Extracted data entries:
•••
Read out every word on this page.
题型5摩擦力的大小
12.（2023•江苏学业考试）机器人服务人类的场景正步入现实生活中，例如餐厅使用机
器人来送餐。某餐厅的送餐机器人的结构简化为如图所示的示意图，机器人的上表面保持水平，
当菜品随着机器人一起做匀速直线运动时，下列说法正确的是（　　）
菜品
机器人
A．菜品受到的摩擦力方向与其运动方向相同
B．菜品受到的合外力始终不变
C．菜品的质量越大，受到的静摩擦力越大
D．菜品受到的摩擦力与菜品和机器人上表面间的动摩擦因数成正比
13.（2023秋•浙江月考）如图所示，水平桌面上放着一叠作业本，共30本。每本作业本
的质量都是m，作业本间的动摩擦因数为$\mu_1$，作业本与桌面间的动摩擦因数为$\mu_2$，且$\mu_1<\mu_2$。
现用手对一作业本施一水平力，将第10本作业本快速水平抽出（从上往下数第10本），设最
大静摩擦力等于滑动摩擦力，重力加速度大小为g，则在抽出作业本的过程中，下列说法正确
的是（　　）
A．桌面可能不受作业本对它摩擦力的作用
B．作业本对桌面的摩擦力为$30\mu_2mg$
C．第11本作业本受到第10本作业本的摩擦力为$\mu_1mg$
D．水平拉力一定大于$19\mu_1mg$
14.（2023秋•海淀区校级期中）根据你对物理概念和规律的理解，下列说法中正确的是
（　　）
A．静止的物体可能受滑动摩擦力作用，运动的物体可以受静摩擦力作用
•••
• _What to produce_:
Give all the entries again exactly; leave none out.

• _Output for this exercise_:
Read out every word on this page.
题型5摩擦力的大小
12.（2023•江苏学业考试）机器人服务人类的场景正步入现实生活中，例如餐厅使用机
器人来送餐。某餐厅的送餐机器人的结构简化为如图所示的示意图，机器人的上表面保持水平，
当菜品随着机器人一起做匀速直线运动时，下列说法正确的是（　　）
菜品
机器人
A．菜品受到的摩擦力方向与其运动方向相同
B．菜品受到的合外力始终不变
C．菜品的质量越大，受到的静摩擦力越大
D．菜品受到的摩擦力与菜品和机器人上表面间的动摩擦因数成正比
13.（2023秋•浙江月考）如图所示，水平桌面上放着一叠作业本，共30本。每本作业本
的质量都是m，作业本间的动摩擦因数为$\mu_1$，作业本与桌面间的动摩擦因数为$\mu_2$，且$\mu_1<\mu_2$。
现用手对一作业本施一水平力，将第10本作业本快速水平抽出（从上往下数第10本），设最
大静摩擦力等于滑动摩擦力，重力加速度大小为g，则在抽出作业本的过程中，下列说法正确
的是（　　）
A．桌面可能不受作业本对它摩擦力的作用
B．作业本对桌面的摩擦力为$30\mu_2mg$
C．第11本作业本受到第10本作业本的摩擦力为$\mu_1mg$
D．水平拉力一定大于$19\mu_1mg$
14.（2023秋•海淀区校级期中）根据你对物理概念和规律的理解，下列说法中正确的是
（　　）
A．静止的物体可能受滑动摩擦力作用，运动的物体可以受静摩擦力作用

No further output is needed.